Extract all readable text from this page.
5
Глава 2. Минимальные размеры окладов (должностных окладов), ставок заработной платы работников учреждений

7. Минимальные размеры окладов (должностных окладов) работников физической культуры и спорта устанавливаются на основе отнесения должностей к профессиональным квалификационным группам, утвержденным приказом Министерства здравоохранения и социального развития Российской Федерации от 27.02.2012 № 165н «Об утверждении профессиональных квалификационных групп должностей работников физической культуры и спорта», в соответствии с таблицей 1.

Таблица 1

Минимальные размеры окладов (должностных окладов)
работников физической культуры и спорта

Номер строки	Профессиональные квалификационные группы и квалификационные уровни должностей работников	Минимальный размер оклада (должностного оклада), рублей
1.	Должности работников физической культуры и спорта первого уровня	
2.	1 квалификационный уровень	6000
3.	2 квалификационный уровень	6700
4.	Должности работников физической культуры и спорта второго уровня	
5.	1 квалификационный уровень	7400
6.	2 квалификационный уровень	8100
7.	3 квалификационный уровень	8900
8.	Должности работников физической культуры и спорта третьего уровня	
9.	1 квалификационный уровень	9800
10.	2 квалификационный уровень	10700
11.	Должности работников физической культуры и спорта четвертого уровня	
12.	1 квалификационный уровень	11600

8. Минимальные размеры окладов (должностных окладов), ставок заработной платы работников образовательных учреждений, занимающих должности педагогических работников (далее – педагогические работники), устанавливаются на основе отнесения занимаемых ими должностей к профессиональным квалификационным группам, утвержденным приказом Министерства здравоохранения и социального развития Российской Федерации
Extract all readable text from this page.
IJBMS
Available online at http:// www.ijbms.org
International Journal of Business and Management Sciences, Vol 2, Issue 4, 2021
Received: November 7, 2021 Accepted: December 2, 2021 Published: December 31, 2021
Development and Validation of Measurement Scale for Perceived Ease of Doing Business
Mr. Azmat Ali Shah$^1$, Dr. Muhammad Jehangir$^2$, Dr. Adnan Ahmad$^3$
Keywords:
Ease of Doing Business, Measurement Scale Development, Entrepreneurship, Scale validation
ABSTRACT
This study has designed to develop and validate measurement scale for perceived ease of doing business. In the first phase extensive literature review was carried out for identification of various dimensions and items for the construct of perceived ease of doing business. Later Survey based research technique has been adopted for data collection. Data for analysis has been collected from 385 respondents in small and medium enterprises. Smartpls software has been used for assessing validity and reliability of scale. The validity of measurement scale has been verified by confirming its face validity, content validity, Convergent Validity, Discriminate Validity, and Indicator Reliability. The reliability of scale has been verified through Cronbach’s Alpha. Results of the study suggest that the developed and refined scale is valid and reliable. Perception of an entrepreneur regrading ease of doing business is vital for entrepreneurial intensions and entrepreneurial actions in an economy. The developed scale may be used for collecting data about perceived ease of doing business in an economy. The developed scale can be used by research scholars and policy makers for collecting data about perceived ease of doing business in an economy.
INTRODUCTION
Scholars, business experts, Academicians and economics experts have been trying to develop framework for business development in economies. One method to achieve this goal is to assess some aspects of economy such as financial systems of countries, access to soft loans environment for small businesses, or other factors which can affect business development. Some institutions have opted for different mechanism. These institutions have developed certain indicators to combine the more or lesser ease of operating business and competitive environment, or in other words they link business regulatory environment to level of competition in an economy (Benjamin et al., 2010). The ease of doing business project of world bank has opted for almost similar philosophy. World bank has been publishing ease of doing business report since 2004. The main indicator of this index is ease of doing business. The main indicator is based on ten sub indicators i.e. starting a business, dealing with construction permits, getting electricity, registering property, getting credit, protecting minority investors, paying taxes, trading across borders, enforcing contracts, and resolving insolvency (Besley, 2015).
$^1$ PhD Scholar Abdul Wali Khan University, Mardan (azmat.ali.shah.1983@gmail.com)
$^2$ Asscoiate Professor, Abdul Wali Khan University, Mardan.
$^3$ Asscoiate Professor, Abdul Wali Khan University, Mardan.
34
..........
### GIVEN PROBLEM:
Copy out every line of the data above, exactly as given.

### ANSWER TO THIS TASK:
Extract all readable text from this page.
5
Глава 2. Минимальные размеры окладов (должностных окладов), ставок заработной платы работников учреждений

7. Минимальные размеры окладов (должностных окладов) работников физической культуры и спорта устанавливаются на основе отнесения должностей к профессиональным квалификационным группам, утвержденным приказом Министерства здравоохранения и социального развития Российской Федерации от 27.02.2012 № 165н «Об утверждении профессиональных квалификационных групп должностей работников физической культуры и спорта», в соответствии с таблицей 1.

Таблица 1

Минимальные размеры окладов (должностных окладов)
работников физической культуры и спорта

Номер строки	Профессиональные квалификационные группы и квалификационные уровни должностей работников	Минимальный размер оклада (должностного оклада), рублей
1.	Должности работников физической культуры и спорта первого уровня	
2.	1 квалификационный уровень	6000
3.	2 квалификационный уровень	6700
4.	Должности работников физической культуры и спорта второго уровня	
5.	1 квалификационный уровень	7400
6.	2 квалификационный уровень	8100
7.	3 квалификационный уровень	8900
8.	Должности работников физической культуры и спорта третьего уровня	
9.	1 квалификационный уровень	9800
10.	2 квалификационный уровень	10700
11.	Должности работников физической культуры и спорта четвертого уровня	
12.	1 квалификационный уровень	11600

8. Минимальные размеры окладов (должностных окладов), ставок заработной платы работников образовательных учреждений, занимающих должности педагогических работников (далее – педагогические работники), устанавливаются на основе отнесения занимаемых ими должностей к профессиональным квалификационным группам, утвержденным приказом Министерства здравоохранения и социального развития Российской Федерации
Extract all readable text from this page.
IJBMS
Available online at http:// www.ijbms.org
International Journal of Business and Management Sciences, Vol 2, Issue 4, 2021
Received: November 7, 2021 Accepted: December 2, 2021 Published: December 31, 2021
Development and Validation of Measurement Scale for Perceived Ease of Doing Business
Mr. Azmat Ali Shah$^1$, Dr. Muhammad Jehangir$^2$, Dr. Adnan Ahmad$^3$
Keywords:
Ease of Doing Business, Measurement Scale Development, Entrepreneurship, Scale validation
ABSTRACT
This study has designed to develop and validate measurement scale for perceived ease of doing business. In the first phase extensive literature review was carried out for identification of various dimensions and items for the construct of perceived ease of doing business. Later Survey based research technique has been adopted for data collection. Data for analysis has been collected from 385 respondents in small and medium enterprises. Smartpls software has been used for assessing validity and reliability of scale. The validity of measurement scale has been verified by confirming its face validity, content validity, Convergent Validity, Discriminate Validity, and Indicator Reliability. The reliability of scale has been verified through Cronbach’s Alpha. Results of the study suggest that the developed and refined scale is valid and reliable. Perception of an entrepreneur regrading ease of doing business is vital for entrepreneurial intensions and entrepreneurial actions in an economy. The developed scale may be used for collecting data about perceived ease of doing business in an economy. The developed scale can be used by research scholars and policy makers for collecting data about perceived ease of doing business in an economy.
INTRODUCTION
Scholars, business experts, Academicians and economics experts have been trying to develop framework for business development in economies. One method to achieve this goal is to assess some aspects of economy such as financial systems of countries, access to soft loans environment for small businesses, or other factors which can affect business development. Some institutions have opted for different mechanism. These institutions have developed certain indicators to combine the more or lesser ease of operating business and competitive environment, or in other words they link business regulatory environment to level of competition in an economy (Benjamin et al., 2010). The ease of doing business project of world bank has opted for almost similar philosophy. World bank has been publishing ease of doing business report since 2004. The main indicator of this index is ease of doing business. The main indicator is based on ten sub indicators i.e. starting a business, dealing with construction permits, getting electricity, registering property, getting credit, protecting minority investors, paying taxes, trading across borders, enforcing contracts, and resolving insolvency (Besley, 2015).
$^1$ PhD Scholar Abdul Wali Khan University, Mardan (azmat.ali.shah.1983@gmail.com)
$^2$ Asscoiate Professor, Abdul Wali Khan University, Mardan.
$^3$ Asscoiate Professor, Abdul Wali Khan University, Mardan.
34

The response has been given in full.